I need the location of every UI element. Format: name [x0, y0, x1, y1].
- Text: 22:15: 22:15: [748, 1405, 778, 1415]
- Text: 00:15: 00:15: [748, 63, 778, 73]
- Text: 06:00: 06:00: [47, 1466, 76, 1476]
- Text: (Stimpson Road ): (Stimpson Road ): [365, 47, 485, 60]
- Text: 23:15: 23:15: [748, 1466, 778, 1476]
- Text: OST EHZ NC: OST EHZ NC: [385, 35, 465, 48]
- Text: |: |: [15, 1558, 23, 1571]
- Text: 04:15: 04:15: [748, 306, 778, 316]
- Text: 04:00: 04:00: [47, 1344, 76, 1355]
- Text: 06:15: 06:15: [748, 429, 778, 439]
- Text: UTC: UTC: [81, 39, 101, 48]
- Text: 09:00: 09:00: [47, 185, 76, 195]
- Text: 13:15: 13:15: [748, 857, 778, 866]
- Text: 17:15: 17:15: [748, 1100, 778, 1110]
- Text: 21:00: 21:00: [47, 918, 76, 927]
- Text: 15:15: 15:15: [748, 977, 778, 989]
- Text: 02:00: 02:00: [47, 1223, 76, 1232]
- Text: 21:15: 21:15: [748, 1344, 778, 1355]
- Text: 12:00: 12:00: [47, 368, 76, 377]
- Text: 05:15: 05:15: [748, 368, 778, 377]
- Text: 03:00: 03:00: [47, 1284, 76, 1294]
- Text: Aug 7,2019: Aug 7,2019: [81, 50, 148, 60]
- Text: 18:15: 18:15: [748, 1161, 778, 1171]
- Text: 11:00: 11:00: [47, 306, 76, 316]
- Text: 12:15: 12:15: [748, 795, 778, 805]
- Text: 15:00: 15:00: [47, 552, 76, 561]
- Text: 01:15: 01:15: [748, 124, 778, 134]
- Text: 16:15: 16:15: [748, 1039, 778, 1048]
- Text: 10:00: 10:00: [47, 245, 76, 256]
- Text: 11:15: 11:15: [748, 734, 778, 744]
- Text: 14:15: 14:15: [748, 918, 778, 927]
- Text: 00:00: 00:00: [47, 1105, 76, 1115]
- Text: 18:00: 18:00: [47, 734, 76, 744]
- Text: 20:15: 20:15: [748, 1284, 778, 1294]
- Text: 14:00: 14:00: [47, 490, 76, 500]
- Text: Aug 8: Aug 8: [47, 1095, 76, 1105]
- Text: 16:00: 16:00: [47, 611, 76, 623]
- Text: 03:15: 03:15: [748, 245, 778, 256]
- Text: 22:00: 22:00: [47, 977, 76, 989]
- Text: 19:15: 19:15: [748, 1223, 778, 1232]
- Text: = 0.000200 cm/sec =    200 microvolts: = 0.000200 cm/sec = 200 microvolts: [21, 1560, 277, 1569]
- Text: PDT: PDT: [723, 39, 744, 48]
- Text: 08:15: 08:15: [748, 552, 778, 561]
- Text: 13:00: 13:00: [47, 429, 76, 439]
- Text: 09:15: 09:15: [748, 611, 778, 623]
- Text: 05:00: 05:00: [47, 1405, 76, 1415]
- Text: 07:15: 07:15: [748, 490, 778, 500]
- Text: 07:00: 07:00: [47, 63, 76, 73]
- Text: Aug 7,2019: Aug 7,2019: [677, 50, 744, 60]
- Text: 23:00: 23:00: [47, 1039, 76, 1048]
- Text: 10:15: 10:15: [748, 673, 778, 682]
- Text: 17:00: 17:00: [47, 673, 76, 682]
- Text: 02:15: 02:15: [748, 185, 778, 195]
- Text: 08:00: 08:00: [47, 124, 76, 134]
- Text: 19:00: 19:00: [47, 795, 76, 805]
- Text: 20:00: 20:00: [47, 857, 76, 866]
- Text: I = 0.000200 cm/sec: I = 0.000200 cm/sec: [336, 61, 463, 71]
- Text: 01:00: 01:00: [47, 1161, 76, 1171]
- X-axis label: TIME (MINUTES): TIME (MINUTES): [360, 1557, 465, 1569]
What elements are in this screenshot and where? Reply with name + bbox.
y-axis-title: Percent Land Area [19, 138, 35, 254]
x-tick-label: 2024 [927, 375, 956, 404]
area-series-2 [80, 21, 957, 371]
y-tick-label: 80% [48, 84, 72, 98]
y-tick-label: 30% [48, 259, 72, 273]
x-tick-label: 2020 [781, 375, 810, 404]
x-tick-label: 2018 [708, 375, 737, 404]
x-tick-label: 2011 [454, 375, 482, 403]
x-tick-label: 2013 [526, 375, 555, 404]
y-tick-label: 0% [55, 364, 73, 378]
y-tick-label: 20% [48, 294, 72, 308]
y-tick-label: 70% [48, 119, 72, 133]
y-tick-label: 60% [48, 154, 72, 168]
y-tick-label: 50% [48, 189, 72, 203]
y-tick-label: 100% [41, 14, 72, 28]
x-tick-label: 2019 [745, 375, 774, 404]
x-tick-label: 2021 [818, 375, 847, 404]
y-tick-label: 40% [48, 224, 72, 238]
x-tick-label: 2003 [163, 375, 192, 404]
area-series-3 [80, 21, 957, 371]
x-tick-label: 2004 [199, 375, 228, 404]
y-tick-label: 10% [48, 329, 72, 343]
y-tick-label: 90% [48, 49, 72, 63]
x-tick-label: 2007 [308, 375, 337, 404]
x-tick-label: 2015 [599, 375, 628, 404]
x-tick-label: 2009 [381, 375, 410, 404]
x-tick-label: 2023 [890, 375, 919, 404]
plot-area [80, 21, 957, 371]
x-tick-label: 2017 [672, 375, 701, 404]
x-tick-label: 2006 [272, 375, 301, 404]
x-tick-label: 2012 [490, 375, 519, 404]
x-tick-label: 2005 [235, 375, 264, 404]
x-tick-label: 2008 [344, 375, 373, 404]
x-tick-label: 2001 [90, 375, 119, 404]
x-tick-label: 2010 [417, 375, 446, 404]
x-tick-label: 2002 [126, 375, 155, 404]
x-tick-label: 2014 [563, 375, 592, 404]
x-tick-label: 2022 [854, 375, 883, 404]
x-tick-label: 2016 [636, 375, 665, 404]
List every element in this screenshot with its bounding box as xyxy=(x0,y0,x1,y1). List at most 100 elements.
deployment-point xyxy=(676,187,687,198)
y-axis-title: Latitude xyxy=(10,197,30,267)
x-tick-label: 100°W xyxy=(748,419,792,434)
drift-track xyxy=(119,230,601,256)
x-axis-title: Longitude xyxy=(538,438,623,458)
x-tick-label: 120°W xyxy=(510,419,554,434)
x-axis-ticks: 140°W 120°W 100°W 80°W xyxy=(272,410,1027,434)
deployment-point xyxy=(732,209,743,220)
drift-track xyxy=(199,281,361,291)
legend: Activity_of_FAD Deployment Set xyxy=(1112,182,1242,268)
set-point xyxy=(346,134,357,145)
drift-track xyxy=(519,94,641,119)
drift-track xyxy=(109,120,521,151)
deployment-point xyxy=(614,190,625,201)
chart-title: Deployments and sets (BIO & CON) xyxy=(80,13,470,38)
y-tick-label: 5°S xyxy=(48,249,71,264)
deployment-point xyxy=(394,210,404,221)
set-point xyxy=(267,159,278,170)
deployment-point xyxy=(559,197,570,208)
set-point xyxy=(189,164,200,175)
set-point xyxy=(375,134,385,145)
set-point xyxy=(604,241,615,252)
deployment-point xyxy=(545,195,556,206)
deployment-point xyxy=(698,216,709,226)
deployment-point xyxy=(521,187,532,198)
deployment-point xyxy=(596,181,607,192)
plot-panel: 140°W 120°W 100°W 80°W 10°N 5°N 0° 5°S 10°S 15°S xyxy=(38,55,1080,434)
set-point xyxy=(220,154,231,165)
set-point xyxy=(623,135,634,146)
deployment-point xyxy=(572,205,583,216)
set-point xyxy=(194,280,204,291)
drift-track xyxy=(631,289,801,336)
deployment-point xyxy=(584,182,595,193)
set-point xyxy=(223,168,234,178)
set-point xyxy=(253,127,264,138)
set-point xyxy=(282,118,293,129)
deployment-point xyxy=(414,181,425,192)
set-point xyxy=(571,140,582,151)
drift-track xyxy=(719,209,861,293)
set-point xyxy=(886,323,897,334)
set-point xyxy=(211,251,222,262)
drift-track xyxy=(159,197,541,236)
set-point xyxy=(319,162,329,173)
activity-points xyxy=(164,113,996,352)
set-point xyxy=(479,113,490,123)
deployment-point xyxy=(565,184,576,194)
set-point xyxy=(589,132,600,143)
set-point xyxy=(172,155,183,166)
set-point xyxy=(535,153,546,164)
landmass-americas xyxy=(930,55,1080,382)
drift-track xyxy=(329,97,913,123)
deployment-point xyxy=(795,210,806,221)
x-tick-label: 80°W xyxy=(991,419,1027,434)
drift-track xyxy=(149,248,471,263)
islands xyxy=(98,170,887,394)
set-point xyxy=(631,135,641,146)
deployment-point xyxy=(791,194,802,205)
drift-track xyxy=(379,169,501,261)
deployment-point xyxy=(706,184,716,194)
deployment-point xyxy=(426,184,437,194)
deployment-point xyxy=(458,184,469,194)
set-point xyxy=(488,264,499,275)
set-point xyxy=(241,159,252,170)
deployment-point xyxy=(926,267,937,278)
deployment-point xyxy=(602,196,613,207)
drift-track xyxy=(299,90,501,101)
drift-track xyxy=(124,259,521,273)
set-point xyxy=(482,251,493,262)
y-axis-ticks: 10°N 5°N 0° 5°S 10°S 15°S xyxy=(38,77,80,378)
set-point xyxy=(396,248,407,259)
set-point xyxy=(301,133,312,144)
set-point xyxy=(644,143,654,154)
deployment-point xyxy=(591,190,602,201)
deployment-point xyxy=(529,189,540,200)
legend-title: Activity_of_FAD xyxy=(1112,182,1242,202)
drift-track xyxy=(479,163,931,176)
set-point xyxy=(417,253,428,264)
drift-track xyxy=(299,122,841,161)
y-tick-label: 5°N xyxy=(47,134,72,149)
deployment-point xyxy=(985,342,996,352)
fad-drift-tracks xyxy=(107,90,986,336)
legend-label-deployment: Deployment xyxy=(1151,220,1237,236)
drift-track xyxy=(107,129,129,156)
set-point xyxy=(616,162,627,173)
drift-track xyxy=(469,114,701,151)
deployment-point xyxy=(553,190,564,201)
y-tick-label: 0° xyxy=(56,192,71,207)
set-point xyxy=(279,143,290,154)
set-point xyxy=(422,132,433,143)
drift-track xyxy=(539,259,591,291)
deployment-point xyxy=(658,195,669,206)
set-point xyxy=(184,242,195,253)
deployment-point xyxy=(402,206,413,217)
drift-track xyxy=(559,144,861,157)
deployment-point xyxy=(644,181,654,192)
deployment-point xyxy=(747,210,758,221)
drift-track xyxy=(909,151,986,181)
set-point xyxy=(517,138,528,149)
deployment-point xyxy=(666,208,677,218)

▶ Job
Reproduce the data above word for word, from its first line through the line that contains "- Text: Aug 7,2019: Aug 7,2019: [81, 50, 148, 60]", both included.

▶ Complete response
I need the location of every UI element. Format: name [x0, y0, x1, y1].
- Text: 22:15: 22:15: [748, 1405, 778, 1415]
- Text: 00:15: 00:15: [748, 63, 778, 73]
- Text: 06:00: 06:00: [47, 1466, 76, 1476]
- Text: (Stimpson Road ): (Stimpson Road ): [365, 47, 485, 60]
- Text: 23:15: 23:15: [748, 1466, 778, 1476]
- Text: OST EHZ NC: OST EHZ NC: [385, 35, 465, 48]
- Text: |: |: [15, 1558, 23, 1571]
- Text: 04:15: 04:15: [748, 306, 778, 316]
- Text: 04:00: 04:00: [47, 1344, 76, 1355]
- Text: 06:15: 06:15: [748, 429, 778, 439]
- Text: UTC: UTC: [81, 39, 101, 48]
- Text: 09:00: 09:00: [47, 185, 76, 195]
- Text: 13:15: 13:15: [748, 857, 778, 866]
- Text: 17:15: 17:15: [748, 1100, 778, 1110]
- Text: 21:00: 21:00: [47, 918, 76, 927]
- Text: 15:15: 15:15: [748, 977, 778, 989]
- Text: 02:00: 02:00: [47, 1223, 76, 1232]
- Text: 21:15: 21:15: [748, 1344, 778, 1355]
- Text: 12:00: 12:00: [47, 368, 76, 377]
- Text: 05:15: 05:15: [748, 368, 778, 377]
- Text: 03:00: 03:00: [47, 1284, 76, 1294]
- Text: Aug 7,2019: Aug 7,2019: [81, 50, 148, 60]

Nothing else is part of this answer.